- Exercise description -
Repeat each entry exactly and drop the pictures.

>>>>

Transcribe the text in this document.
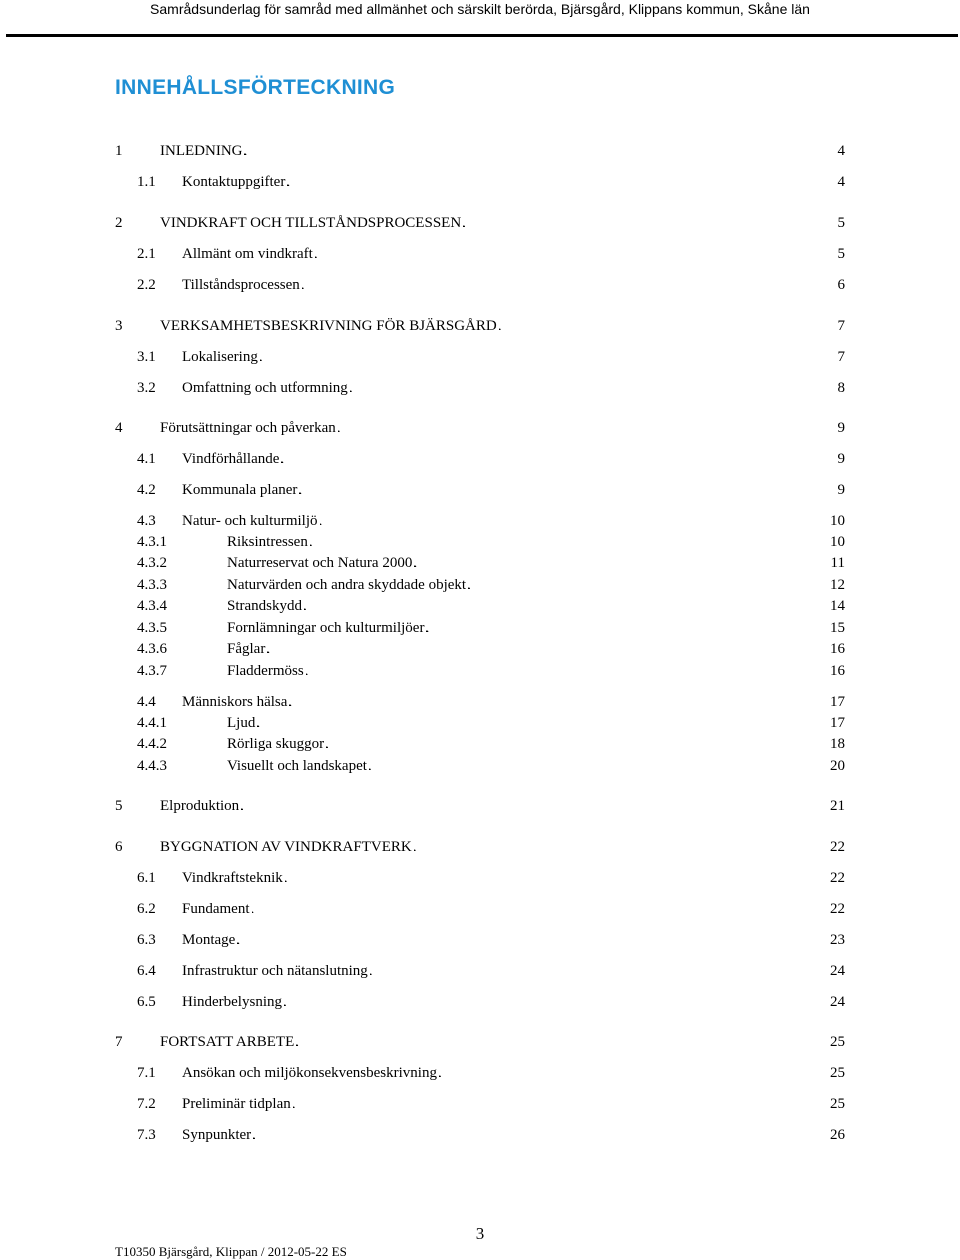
Samrådsunderlag för samråd med allmänhet och särskilt berörda, Bjärsgård, Klippans kommun, Skåne län
INNEHÅLLSFÖRTECKNING
1	INLEDNING . . .	4
1.1 Kontaktuppgifter . . .	4
2	VINDKRAFT OCH TILLSTÅNDSPROCESSEN . . .	5
2.1 Allmänt om vindkraft . . .	5
2.2 Tillståndsprocessen . . .	6
3	VERKSAMHETSBESKRIVNING FÖR BJÄRSGÅRD . . .	7
3.1 Lokalisering . . .	7
3.2 Omfattning och utformning . . .	8
4	Förutsättningar och påverkan . . .	9
4.1 Vindförhållande . . .	9
4.2 Kommunala planer . . .	9
4.3 Natur- och kulturmiljö . . .	10
4.3.1	Riksintressen . . .	10
4.3.2	Naturreservat och Natura 2000 . . .	11
4.3.3	Naturvärden och andra skyddade objekt . . .	12
4.3.4	Strandskydd . . .	14
4.3.5	Fornlämningar och kulturmiljöer . . .	15
4.3.6	Fåglar . . .	16
4.3.7	Fladdermöss . . .	16
4.4 Människors hälsa . . .	17
4.4.1	Ljud . . .	17
4.4.2	Rörliga skuggor . . .	18
4.4.3	Visuellt och landskapet . . .	20
5	Elproduktion . . .	21
6	BYGGNATION AV VINDKRAFTVERK . . .	22
6.1 Vindkraftsteknik . . .	22
6.2 Fundament . . .	22
6.3 Montage . . .	23
6.4 Infrastruktur och nätanslutning . . .	24
6.5 Hinderbelysning . . .	24
7	FORTSATT ARBETE . . .	25
7.1 Ansökan och miljökonsekvensbeskrivning . . .	25
7.2 Preliminär tidplan . . .	25
7.3 Synpunkter . . .	26
3
T10350 Bjärsgård, Klippan / 2012-05-22 ES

<<<<

- Expected answer -
Transcribe the text in this document.
Samrådsunderlag för samråd med allmänhet och särskilt berörda, Bjärsgård, Klippans kommun, Skåne län
INNEHÅLLSFÖRTECKNING
1	INLEDNING . . .	4
1.1 Kontaktuppgifter . . .	4
2	VINDKRAFT OCH TILLSTÅNDSPROCESSEN . . .	5
2.1 Allmänt om vindkraft . . .	5
2.2 Tillståndsprocessen . . .	6
3	VERKSAMHETSBESKRIVNING FÖR BJÄRSGÅRD . . .	7
3.1 Lokalisering . . .	7
3.2 Omfattning och utformning . . .	8
4	Förutsättningar och påverkan . . .	9
4.1 Vindförhållande . . .	9
4.2 Kommunala planer . . .	9
4.3 Natur- och kulturmiljö . . .	10
4.3.1	Riksintressen . . .	10
4.3.2	Naturreservat och Natura 2000 . . .	11
4.3.3	Naturvärden och andra skyddade objekt . . .	12
4.3.4	Strandskydd . . .	14
4.3.5	Fornlämningar och kulturmiljöer . . .	15
4.3.6	Fåglar . . .	16
4.3.7	Fladdermöss . . .	16
4.4 Människors hälsa . . .	17
4.4.1	Ljud . . .	17
4.4.2	Rörliga skuggor . . .	18
4.4.3	Visuellt och landskapet . . .	20
5	Elproduktion . . .	21
6	BYGGNATION AV VINDKRAFTVERK . . .	22
6.1 Vindkraftsteknik . . .	22
6.2 Fundament . . .	22
6.3 Montage . . .	23
6.4 Infrastruktur och nätanslutning . . .	24
6.5 Hinderbelysning . . .	24
7	FORTSATT ARBETE . . .	25
7.1 Ansökan och miljökonsekvensbeskrivning . . .	25
7.2 Preliminär tidplan . . .	25
7.3 Synpunkter . . .	26
3
T10350 Bjärsgård, Klippan / 2012-05-22 ES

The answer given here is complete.